Leave the pictures out, and retype all of the material exactly as written.

[Figure content listings]

————————

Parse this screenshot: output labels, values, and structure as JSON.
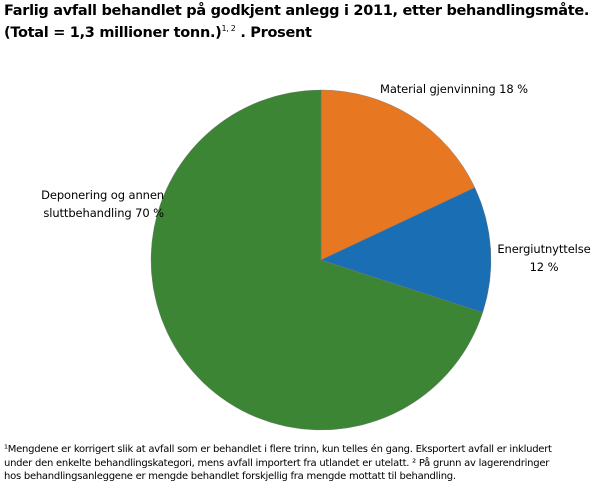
{
  "title": {
    "line1": "Farlig avfall behandlet på godkjent anlegg i 2011, etter behandlingsmåte.",
    "line2_main": "(Total = 1,3 millioner tonn.)",
    "line2_sup": "1, 2",
    "line2_suffix": " . Prosent"
  },
  "labels": {
    "material": "Material gjenvinning 18 %",
    "energi_line1": "Energiutnyttelse",
    "energi_line2": "12 %",
    "deponering_line1": "Deponering og annen",
    "deponering_line2": "sluttbehandling 70 %"
  },
  "footnote": {
    "line1": "¹Mengdene er korrigert slik at avfall som er behandlet i flere trinn, kun telles én gang. Eksportert avfall er inkludert",
    "line2": "under den enkelte behandlingskategori, mens avfall importert fra utlandet er utelatt. ² På grunn av lagerendringer",
    "line3": "hos behandlingsanleggene er mengde behandlet forskjellig fra mengde mottatt til behandling."
  },
  "colors": {
    "material": "#E87722",
    "energi": "#1A6FB4",
    "deponering": "#3C8535"
  },
  "chart_data": {
    "type": "pie",
    "title": "Farlig avfall behandlet på godkjent anlegg i 2011, etter behandlingsmåte. (Total = 1,3 millioner tonn.) Prosent",
    "categories": [
      "Material gjenvinning",
      "Energiutnyttelse",
      "Deponering og annen sluttbehandling"
    ],
    "values": [
      18,
      12,
      70
    ],
    "unit": "%",
    "start_angle": "12 o'clock, clockwise",
    "colors": [
      "#E87722",
      "#1A6FB4",
      "#3C8535"
    ],
    "legend": "none (direct labels)"
  }
}
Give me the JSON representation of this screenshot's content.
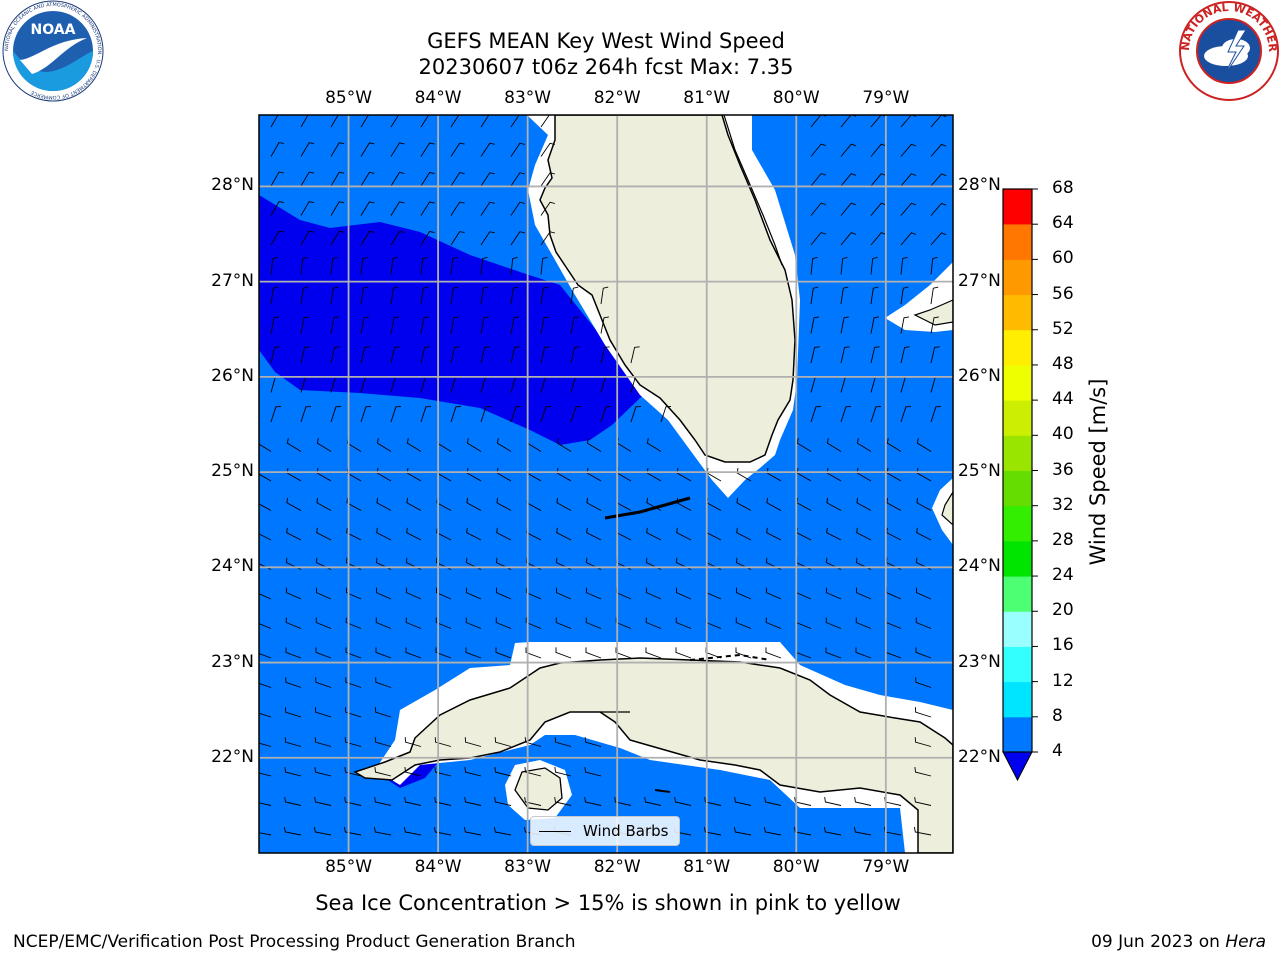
{
  "header": {
    "title_line1": "GEFS MEAN Key West Wind Speed",
    "title_line2": "20230607 t06z 264h fcst   Max: 7.35"
  },
  "logos": {
    "noaa_icon": "noaa-logo",
    "noaa_text": "NOAA",
    "noaa_ring_text": "NATIONAL OCEANIC AND ATMOSPHERIC ADMINISTRATION · U.S. DEPARTMENT OF COMMERCE",
    "nws_icon": "nws-logo",
    "nws_ring_text": "NATIONAL WEATHER SERVICE"
  },
  "map": {
    "lon_labels": [
      "85°W",
      "84°W",
      "83°W",
      "82°W",
      "81°W",
      "80°W",
      "79°W"
    ],
    "lat_labels": [
      "28°N",
      "27°N",
      "26°N",
      "25°N",
      "24°N",
      "23°N",
      "22°N"
    ],
    "extent": {
      "lon_min": -86.0,
      "lon_max": -78.25,
      "lat_min": 21.0,
      "lat_max": 28.75
    },
    "colors": {
      "ocean_4_8": "#0077ff",
      "ocean_lt4": "#0000ee",
      "land": "#eeeedd",
      "coast": "#000000",
      "grid": "#b0b0b0"
    },
    "legend_label": "Wind Barbs"
  },
  "colorbar": {
    "label": "Wind Speed [m/s]",
    "ticks": [
      "4",
      "8",
      "12",
      "16",
      "20",
      "24",
      "28",
      "32",
      "36",
      "40",
      "44",
      "48",
      "52",
      "56",
      "60",
      "64",
      "68"
    ],
    "under_color": "#0000ee",
    "colors": [
      "#0077ff",
      "#00e5ff",
      "#33ffff",
      "#99ffff",
      "#4cff73",
      "#00e500",
      "#33ee00",
      "#66dd00",
      "#99e500",
      "#ccee00",
      "#eeff00",
      "#ffee00",
      "#ffbb00",
      "#ff9900",
      "#ff7700",
      "#ff4400"
    ],
    "top_color": "#ff0000"
  },
  "subtitle": "Sea Ice Concentration > 15% is shown in pink to yellow",
  "footer": {
    "left": "NCEP/EMC/Verification Post Processing Product Generation Branch",
    "date": "09 Jun 2023 on ",
    "host": "Hera"
  }
}
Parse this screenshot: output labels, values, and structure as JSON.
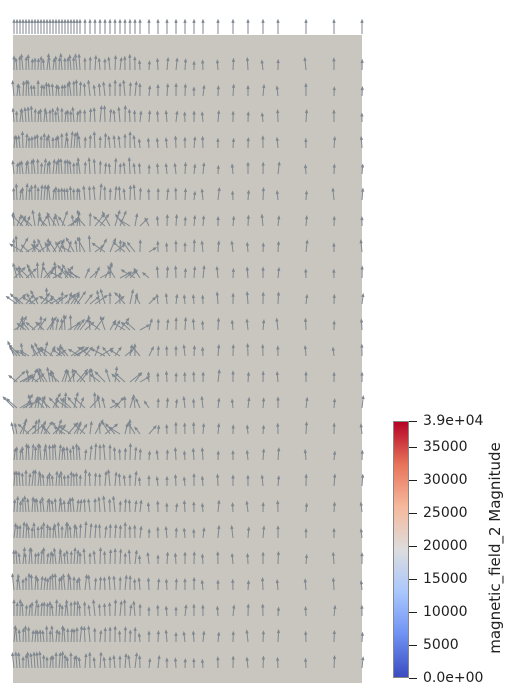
{
  "scene": {
    "background_color": "#ffffff",
    "surface_color": "#c8c6be",
    "glyph_color": "#7f8790"
  },
  "colorbar": {
    "title": "magnetic_field_2 Magnitude",
    "gradient_colors": [
      "#3b4cc0",
      "#6f92f3",
      "#aac7fd",
      "#dddddd",
      "#f6b99c",
      "#e7745b",
      "#b40426"
    ],
    "max_label": "3.9e+04",
    "min_label": "0.0e+00",
    "ticks": [
      {
        "value": 39000,
        "label": "3.9e+04"
      },
      {
        "value": 35000,
        "label": "35000"
      },
      {
        "value": 30000,
        "label": "30000"
      },
      {
        "value": 25000,
        "label": "25000"
      },
      {
        "value": 20000,
        "label": "20000"
      },
      {
        "value": 15000,
        "label": "15000"
      },
      {
        "value": 10000,
        "label": "10000"
      },
      {
        "value": 5000,
        "label": "5000"
      },
      {
        "value": 0,
        "label": "0.0e+00"
      }
    ],
    "range": [
      0,
      39000
    ]
  }
}
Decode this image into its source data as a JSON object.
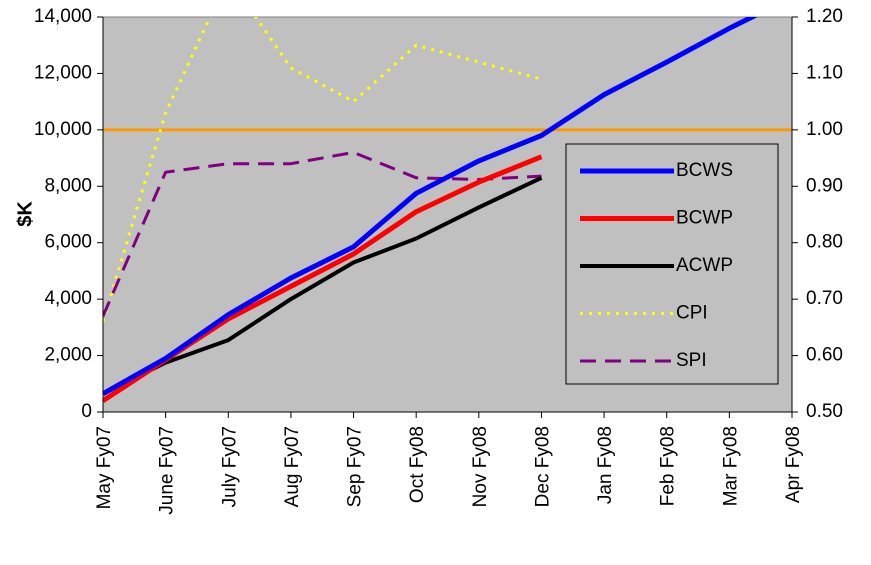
{
  "chart_data": {
    "type": "line",
    "title": "",
    "xlabel": "",
    "ylabel": "$K",
    "categories": [
      "May Fy07",
      "June Fy07",
      "July Fy07",
      "Aug Fy07",
      "Sep Fy07",
      "Oct Fy08",
      "Nov Fy08",
      "Dec Fy08",
      "Jan Fy08",
      "Feb Fy08",
      "Mar Fy08",
      "Apr Fy08"
    ],
    "ylim": [
      0,
      14000
    ],
    "yticks": [
      "0",
      "2,000",
      "4,000",
      "6,000",
      "8,000",
      "10,000",
      "12,000",
      "14,000"
    ],
    "y2lim": [
      0.5,
      1.2
    ],
    "y2ticks": [
      "0.50",
      "0.60",
      "0.70",
      "0.80",
      "0.90",
      "1.00",
      "1.10",
      "1.20"
    ],
    "grid": false,
    "plot_background": "#c0c0c0",
    "legend_position": "right",
    "reference_line": {
      "axis": "right",
      "value": 1.0,
      "color": "#ff9900"
    },
    "series": [
      {
        "name": "BCWS",
        "axis": "left",
        "color": "#0000ff",
        "style": "solid",
        "width": 5,
        "x": [
          0,
          1,
          2,
          3,
          4,
          5,
          6,
          7,
          8,
          9,
          10,
          11
        ],
        "values": [
          650,
          1900,
          3450,
          4750,
          5850,
          7750,
          8900,
          9800,
          11250,
          12400,
          13600,
          14700
        ]
      },
      {
        "name": "BCWP",
        "axis": "left",
        "color": "#ff0000",
        "style": "solid",
        "width": 5,
        "x": [
          0,
          1,
          2,
          3,
          4,
          5,
          6,
          7
        ],
        "values": [
          400,
          1850,
          3300,
          4450,
          5600,
          7100,
          8150,
          9050
        ]
      },
      {
        "name": "ACWP",
        "axis": "left",
        "color": "#000000",
        "style": "solid",
        "width": 4,
        "x": [
          0,
          1,
          2,
          3,
          4,
          5,
          6,
          7
        ],
        "values": [
          650,
          1750,
          2550,
          4000,
          5300,
          6150,
          7250,
          8300
        ]
      },
      {
        "name": "CPI",
        "axis": "right",
        "color": "#ffff00",
        "style": "dotted",
        "width": 3,
        "x": [
          0,
          1,
          2,
          3,
          4,
          5,
          6,
          7
        ],
        "values": [
          0.66,
          1.03,
          1.27,
          1.11,
          1.05,
          1.15,
          1.12,
          1.09
        ]
      },
      {
        "name": "SPI",
        "axis": "right",
        "color": "#800080",
        "style": "dashed",
        "width": 3,
        "x": [
          0,
          1,
          2,
          3,
          4,
          5,
          6,
          7
        ],
        "values": [
          0.67,
          0.925,
          0.94,
          0.94,
          0.96,
          0.915,
          0.912,
          0.918
        ]
      }
    ]
  }
}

————————

= Written solution =
Parse this screenshot: output labels, values, and structure as JSON.
{
  "title": {
    "line1": "Farlig avfall behandlet på godkjent anlegg i 2011, etter behandlingsmåte.",
    "line2_main": "(Total = 1,3 millioner tonn.)",
    "line2_sup": "1, 2",
    "line2_suffix": " . Prosent"
  },
  "labels": {
    "material": "Material gjenvinning 18 %",
    "energi_line1": "Energiutnyttelse",
    "energi_line2": "12 %",
    "deponering_line1": "Deponering og annen",
    "deponering_line2": "sluttbehandling 70 %"
  },
  "footnote": {
    "line1": "¹Mengdene er korrigert slik at avfall som er behandlet i flere trinn, kun telles én gang. Eksportert avfall er inkludert",
    "line2": "under den enkelte behandlingskategori, mens avfall importert fra utlandet er utelatt. ² På grunn av lagerendringer",
    "line3": "hos behandlingsanleggene er mengde behandlet forskjellig fra mengde mottatt til behandling."
  },
  "colors": {
    "material": "#E87722",
    "energi": "#1A6FB4",
    "deponering": "#3C8535"
  },
  "chart_data": {
    "type": "pie",
    "title": "Farlig avfall behandlet på godkjent anlegg i 2011, etter behandlingsmåte. (Total = 1,3 millioner tonn.) Prosent",
    "categories": [
      "Material gjenvinning",
      "Energiutnyttelse",
      "Deponering og annen sluttbehandling"
    ],
    "values": [
      18,
      12,
      70
    ],
    "unit": "%",
    "start_angle": "12 o'clock, clockwise",
    "colors": [
      "#E87722",
      "#1A6FB4",
      "#3C8535"
    ],
    "legend": "none (direct labels)"
  }
}
Give me the JSON representation of this screenshot's content.
{
  "header": {
    "title_line1": "GEFS MEAN Key West Wind Speed",
    "title_line2": "20230607 t06z 264h fcst   Max: 7.35"
  },
  "logos": {
    "noaa_icon": "noaa-logo",
    "noaa_text": "NOAA",
    "noaa_ring_text": "NATIONAL OCEANIC AND ATMOSPHERIC ADMINISTRATION · U.S. DEPARTMENT OF COMMERCE",
    "nws_icon": "nws-logo",
    "nws_ring_text": "NATIONAL WEATHER SERVICE"
  },
  "map": {
    "lon_labels": [
      "85°W",
      "84°W",
      "83°W",
      "82°W",
      "81°W",
      "80°W",
      "79°W"
    ],
    "lat_labels": [
      "28°N",
      "27°N",
      "26°N",
      "25°N",
      "24°N",
      "23°N",
      "22°N"
    ],
    "extent": {
      "lon_min": -86.0,
      "lon_max": -78.25,
      "lat_min": 21.0,
      "lat_max": 28.75
    },
    "colors": {
      "ocean_4_8": "#0077ff",
      "ocean_lt4": "#0000ee",
      "land": "#eeeedd",
      "coast": "#000000",
      "grid": "#b0b0b0"
    },
    "legend_label": "Wind Barbs"
  },
  "colorbar": {
    "label": "Wind Speed [m/s]",
    "ticks": [
      "4",
      "8",
      "12",
      "16",
      "20",
      "24",
      "28",
      "32",
      "36",
      "40",
      "44",
      "48",
      "52",
      "56",
      "60",
      "64",
      "68"
    ],
    "under_color": "#0000ee",
    "colors": [
      "#0077ff",
      "#00e5ff",
      "#33ffff",
      "#99ffff",
      "#4cff73",
      "#00e500",
      "#33ee00",
      "#66dd00",
      "#99e500",
      "#ccee00",
      "#eeff00",
      "#ffee00",
      "#ffbb00",
      "#ff9900",
      "#ff7700",
      "#ff4400"
    ],
    "top_color": "#ff0000"
  },
  "subtitle": "Sea Ice Concentration > 15% is shown in pink to yellow",
  "footer": {
    "left": "NCEP/EMC/Verification Post Processing Product Generation Branch",
    "date": "09 Jun 2023 on ",
    "host": "Hera"
  }
}
Parse this screenshot: output labels, values, and structure as JSON.
{
  "scene": {
    "background_color": "#ffffff",
    "surface_color": "#c8c6be",
    "glyph_color": "#7f8790"
  },
  "colorbar": {
    "title": "magnetic_field_2 Magnitude",
    "gradient_colors": [
      "#3b4cc0",
      "#6f92f3",
      "#aac7fd",
      "#dddddd",
      "#f6b99c",
      "#e7745b",
      "#b40426"
    ],
    "max_label": "3.9e+04",
    "min_label": "0.0e+00",
    "ticks": [
      {
        "value": 39000,
        "label": "3.9e+04"
      },
      {
        "value": 35000,
        "label": "35000"
      },
      {
        "value": 30000,
        "label": "30000"
      },
      {
        "value": 25000,
        "label": "25000"
      },
      {
        "value": 20000,
        "label": "20000"
      },
      {
        "value": 15000,
        "label": "15000"
      },
      {
        "value": 10000,
        "label": "10000"
      },
      {
        "value": 5000,
        "label": "5000"
      },
      {
        "value": 0,
        "label": "0.0e+00"
      }
    ],
    "range": [
      0,
      39000
    ]
  }
}
Decode this image into its source data as a JSON object.
{
  "chart_data": {
    "type": "line",
    "title": "",
    "xlabel": "",
    "ylabel": "$K",
    "categories": [
      "May Fy07",
      "June Fy07",
      "July Fy07",
      "Aug Fy07",
      "Sep Fy07",
      "Oct Fy08",
      "Nov Fy08",
      "Dec Fy08",
      "Jan Fy08",
      "Feb Fy08",
      "Mar Fy08",
      "Apr Fy08"
    ],
    "ylim": [
      0,
      14000
    ],
    "yticks": [
      "0",
      "2,000",
      "4,000",
      "6,000",
      "8,000",
      "10,000",
      "12,000",
      "14,000"
    ],
    "y2lim": [
      0.5,
      1.2
    ],
    "y2ticks": [
      "0.50",
      "0.60",
      "0.70",
      "0.80",
      "0.90",
      "1.00",
      "1.10",
      "1.20"
    ],
    "grid": false,
    "plot_background": "#c0c0c0",
    "legend_position": "right",
    "reference_line": {
      "axis": "right",
      "value": 1.0,
      "color": "#ff9900"
    },
    "series": [
      {
        "name": "BCWS",
        "axis": "left",
        "color": "#0000ff",
        "style": "solid",
        "width": 5,
        "x": [
          0,
          1,
          2,
          3,
          4,
          5,
          6,
          7,
          8,
          9,
          10,
          11
        ],
        "values": [
          650,
          1900,
          3450,
          4750,
          5850,
          7750,
          8900,
          9800,
          11250,
          12400,
          13600,
          14700
        ]
      },
      {
        "name": "BCWP",
        "axis": "left",
        "color": "#ff0000",
        "style": "solid",
        "width": 5,
        "x": [
          0,
          1,
          2,
          3,
          4,
          5,
          6,
          7
        ],
        "values": [
          400,
          1850,
          3300,
          4450,
          5600,
          7100,
          8150,
          9050
        ]
      },
      {
        "name": "ACWP",
        "axis": "left",
        "color": "#000000",
        "style": "solid",
        "width": 4,
        "x": [
          0,
          1,
          2,
          3,
          4,
          5,
          6,
          7
        ],
        "values": [
          650,
          1750,
          2550,
          4000,
          5300,
          6150,
          7250,
          8300
        ]
      },
      {
        "name": "CPI",
        "axis": "right",
        "color": "#ffff00",
        "style": "dotted",
        "width": 3,
        "x": [
          0,
          1,
          2,
          3,
          4,
          5,
          6,
          7
        ],
        "values": [
          0.66,
          1.03,
          1.27,
          1.11,
          1.05,
          1.15,
          1.12,
          1.09
        ]
      },
      {
        "name": "SPI",
        "axis": "right",
        "color": "#800080",
        "style": "dashed",
        "width": 3,
        "x": [
          0,
          1,
          2,
          3,
          4,
          5,
          6,
          7
        ],
        "values": [
          0.67,
          0.925,
          0.94,
          0.94,
          0.96,
          0.915,
          0.912,
          0.918
        ]
      }
    ]
  }
}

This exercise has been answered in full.